▶ [RIGHE DI DATI]
-- -- --
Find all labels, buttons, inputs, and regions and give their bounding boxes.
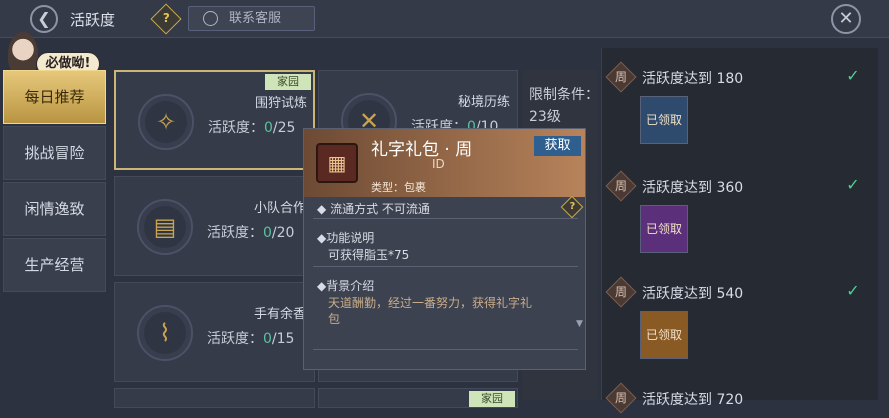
bullet-icon: ◆ [317,279,327,293]
item-type: 类型：包裹 [371,181,426,194]
contact-service-label: 联系客服 [229,11,282,26]
circulation-line: ◆ 流通方式 不可流通 [317,200,430,217]
back-chevron-icon: ❮ [37,9,51,28]
activity-card[interactable] [114,388,315,408]
week-badge: 周 [605,382,637,414]
close-button[interactable]: ✕ [831,4,861,34]
reward-text: 活跃度达到 180 [642,71,744,87]
background-text: 天道酬勤，经过一番努力，获得礼字礼 [328,296,533,310]
limit-label: 限制条件： [529,87,599,103]
home-tag: 家园 [469,391,515,407]
limit-condition: 限制条件： 23级 [529,84,599,128]
circulation-text: 流通方式 不可流通 [330,202,430,216]
item-title: 礼字礼包 · 周 [371,140,473,160]
reward-chest[interactable]: 已领取 [640,96,688,144]
reward-text: 活跃度达到 360 [642,180,744,196]
scroll-down-icon[interactable]: ▼ [576,319,583,329]
check-icon: ✓ [846,66,860,85]
page-title: 活跃度 [70,11,116,29]
divider [313,349,578,350]
reward-text: 活跃度达到 540 [642,286,744,302]
gift-chest-icon: ▦ [316,143,358,183]
item-tooltip: ▦ 礼字礼包 · 周 ID 类型：包裹 获取 ◆ 流通方式 不可流通 ? ◆功能… [303,128,586,370]
divider [313,266,578,267]
bullet-icon: ◆ [317,231,327,245]
close-icon: ✕ [838,8,854,29]
reward-panel: 周 活跃度达到 180 ✓ 已领取 周 活跃度达到 360 ✓ 已领取 周 活跃… [601,48,878,414]
activity-value: 活跃度：0/15 [207,331,295,347]
function-title: ◆功能说明 [317,231,375,245]
help-icon[interactable]: ? [560,195,584,219]
home-tag: 家园 [265,74,311,90]
activity-value: 活跃度：0/25 [208,120,296,136]
contact-service-button[interactable]: 联系客服 [188,6,315,31]
nav-item-daily[interactable]: 每日推荐 [3,70,106,124]
activity-card[interactable]: ▤ 小队合作 活跃度：0/20 [114,176,315,276]
bullet-icon: ◆ [317,202,327,216]
tooltip-header: ▦ 礼字礼包 · 周 ID 类型：包裹 获取 [304,129,585,197]
function-text: 可获得脂玉*75 [328,248,410,262]
service-icon [203,11,218,26]
reward-text: 活跃度达到 720 [642,392,744,408]
background-text-cont: 包 [328,312,341,326]
week-badge: 周 [605,170,637,202]
calendar-icon: ▤ [137,199,193,255]
help-icon[interactable]: ? [150,3,182,35]
reward-chest[interactable]: 已领取 [640,205,688,253]
week-badge: 周 [605,61,637,93]
back-button[interactable]: ❮ [30,5,58,33]
top-bar: ❮ 活跃度 ? 联系客服 ✕ [0,0,889,38]
limit-value: 23级 [529,109,561,125]
activity-card[interactable]: 家园 ✧ 围狩试炼 活跃度：0/25 [114,70,315,170]
activity-card[interactable]: ⌇ 手有余香 活跃度：0/15 [114,282,315,382]
left-nav: 每日推荐 挑战冒险 闲情逸致 生产经营 [3,70,106,294]
week-badge: 周 [605,276,637,308]
nav-item-leisure[interactable]: 闲情逸致 [3,182,106,236]
activity-value: 活跃度：0/20 [207,225,295,241]
item-id: ID [432,157,445,171]
scroll-icon: ⌇ [137,305,193,361]
nav-item-production[interactable]: 生产经营 [3,238,106,292]
hunt-icon: ✧ [138,94,194,150]
divider [313,218,578,219]
activity-card[interactable]: 家园 [318,388,518,408]
check-icon: ✓ [846,175,860,194]
nav-item-challenge[interactable]: 挑战冒险 [3,126,106,180]
get-button[interactable]: 获取 [534,136,581,156]
check-icon: ✓ [846,281,860,300]
background-title: ◆背景介绍 [317,279,375,293]
reward-chest[interactable]: 已领取 [640,311,688,359]
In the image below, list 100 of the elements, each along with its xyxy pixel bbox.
-- -- --
Per favore, ripeti senza modifiche le righe dei record comprese tra quella che contiene "bullet-icon: ◆ [317,279,327,293]" e quella che contiene "week-badge: 周 [605,382,637,414]", entrambe incluse.

▶ [ESERCIZIO SVOLTO]
bullet-icon: ◆ [317,279,327,293]
item-type: 类型：包裹 [371,181,426,194]
contact-service-label: 联系客服 [229,11,282,26]
circulation-line: ◆ 流通方式 不可流通 [317,200,430,217]
back-chevron-icon: ❮ [37,9,51,28]
activity-card[interactable] [114,388,315,408]
week-badge: 周 [605,382,637,414]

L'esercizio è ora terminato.